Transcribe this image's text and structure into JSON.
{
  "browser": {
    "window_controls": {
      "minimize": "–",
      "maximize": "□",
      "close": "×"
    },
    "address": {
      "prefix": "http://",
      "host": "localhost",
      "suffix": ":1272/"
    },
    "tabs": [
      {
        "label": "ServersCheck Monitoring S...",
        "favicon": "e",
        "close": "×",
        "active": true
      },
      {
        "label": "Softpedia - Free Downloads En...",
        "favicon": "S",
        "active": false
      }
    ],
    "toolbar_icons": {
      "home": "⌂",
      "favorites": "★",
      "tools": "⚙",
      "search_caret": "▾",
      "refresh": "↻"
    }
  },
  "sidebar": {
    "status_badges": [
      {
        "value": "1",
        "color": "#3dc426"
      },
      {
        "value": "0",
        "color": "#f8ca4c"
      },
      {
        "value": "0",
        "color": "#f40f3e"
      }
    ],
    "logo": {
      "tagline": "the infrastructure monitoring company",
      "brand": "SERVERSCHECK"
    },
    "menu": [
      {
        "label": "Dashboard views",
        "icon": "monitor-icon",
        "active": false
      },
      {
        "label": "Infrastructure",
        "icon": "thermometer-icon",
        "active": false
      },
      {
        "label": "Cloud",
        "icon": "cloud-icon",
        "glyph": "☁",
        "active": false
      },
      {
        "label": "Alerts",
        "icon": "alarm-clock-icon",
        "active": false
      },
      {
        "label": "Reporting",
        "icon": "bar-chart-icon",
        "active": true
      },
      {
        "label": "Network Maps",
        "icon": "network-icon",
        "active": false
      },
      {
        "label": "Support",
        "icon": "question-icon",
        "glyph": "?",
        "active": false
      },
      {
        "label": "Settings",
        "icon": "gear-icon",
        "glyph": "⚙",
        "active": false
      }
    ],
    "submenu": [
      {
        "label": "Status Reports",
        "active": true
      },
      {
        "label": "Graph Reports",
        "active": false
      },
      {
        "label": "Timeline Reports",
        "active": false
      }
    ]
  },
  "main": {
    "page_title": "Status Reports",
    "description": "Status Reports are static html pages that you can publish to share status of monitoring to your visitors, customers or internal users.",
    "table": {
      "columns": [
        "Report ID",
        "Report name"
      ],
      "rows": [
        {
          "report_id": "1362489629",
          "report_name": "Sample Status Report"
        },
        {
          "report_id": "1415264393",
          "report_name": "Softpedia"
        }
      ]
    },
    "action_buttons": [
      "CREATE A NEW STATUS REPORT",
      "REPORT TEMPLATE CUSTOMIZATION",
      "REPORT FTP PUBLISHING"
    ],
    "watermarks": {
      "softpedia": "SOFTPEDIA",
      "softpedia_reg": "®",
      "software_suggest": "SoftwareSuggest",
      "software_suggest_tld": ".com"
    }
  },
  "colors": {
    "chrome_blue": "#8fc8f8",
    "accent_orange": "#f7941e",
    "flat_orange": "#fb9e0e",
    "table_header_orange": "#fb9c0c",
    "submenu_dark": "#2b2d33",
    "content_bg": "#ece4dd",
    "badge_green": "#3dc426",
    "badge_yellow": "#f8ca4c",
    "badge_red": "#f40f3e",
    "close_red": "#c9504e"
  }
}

> **Exercise brief**
Write out every entry verbatim.

> **Solution for this task**
Transcribe this image's text and structure into JSON.
{
  "browser": {
    "window_controls": {
      "minimize": "–",
      "maximize": "□",
      "close": "×"
    },
    "address": {
      "prefix": "http://",
      "host": "localhost",
      "suffix": ":1272/"
    },
    "tabs": [
      {
        "label": "ServersCheck Monitoring S...",
        "favicon": "e",
        "close": "×",
        "active": true
      },
      {
        "label": "Softpedia - Free Downloads En...",
        "favicon": "S",
        "active": false
      }
    ],
    "toolbar_icons": {
      "home": "⌂",
      "favorites": "★",
      "tools": "⚙",
      "search_caret": "▾",
      "refresh": "↻"
    }
  },
  "sidebar": {
    "status_badges": [
      {
        "value": "1",
        "color": "#3dc426"
      },
      {
        "value": "0",
        "color": "#f8ca4c"
      },
      {
        "value": "0",
        "color": "#f40f3e"
      }
    ],
    "logo": {
      "tagline": "the infrastructure monitoring company",
      "brand": "SERVERSCHECK"
    },
    "menu": [
      {
        "label": "Dashboard views",
        "icon": "monitor-icon",
        "active": false
      },
      {
        "label": "Infrastructure",
        "icon": "thermometer-icon",
        "active": false
      },
      {
        "label": "Cloud",
        "icon": "cloud-icon",
        "glyph": "☁",
        "active": false
      },
      {
        "label": "Alerts",
        "icon": "alarm-clock-icon",
        "active": false
      },
      {
        "label": "Reporting",
        "icon": "bar-chart-icon",
        "active": true
      },
      {
        "label": "Network Maps",
        "icon": "network-icon",
        "active": false
      },
      {
        "label": "Support",
        "icon": "question-icon",
        "glyph": "?",
        "active": false
      },
      {
        "label": "Settings",
        "icon": "gear-icon",
        "glyph": "⚙",
        "active": false
      }
    ],
    "submenu": [
      {
        "label": "Status Reports",
        "active": true
      },
      {
        "label": "Graph Reports",
        "active": false
      },
      {
        "label": "Timeline Reports",
        "active": false
      }
    ]
  },
  "main": {
    "page_title": "Status Reports",
    "description": "Status Reports are static html pages that you can publish to share status of monitoring to your visitors, customers or internal users.",
    "table": {
      "columns": [
        "Report ID",
        "Report name"
      ],
      "rows": [
        {
          "report_id": "1362489629",
          "report_name": "Sample Status Report"
        },
        {
          "report_id": "1415264393",
          "report_name": "Softpedia"
        }
      ]
    },
    "action_buttons": [
      "CREATE A NEW STATUS REPORT",
      "REPORT TEMPLATE CUSTOMIZATION",
      "REPORT FTP PUBLISHING"
    ],
    "watermarks": {
      "softpedia": "SOFTPEDIA",
      "softpedia_reg": "®",
      "software_suggest": "SoftwareSuggest",
      "software_suggest_tld": ".com"
    }
  },
  "colors": {
    "chrome_blue": "#8fc8f8",
    "accent_orange": "#f7941e",
    "flat_orange": "#fb9e0e",
    "table_header_orange": "#fb9c0c",
    "submenu_dark": "#2b2d33",
    "content_bg": "#ece4dd",
    "badge_green": "#3dc426",
    "badge_yellow": "#f8ca4c",
    "badge_red": "#f40f3e",
    "close_red": "#c9504e"
  }
}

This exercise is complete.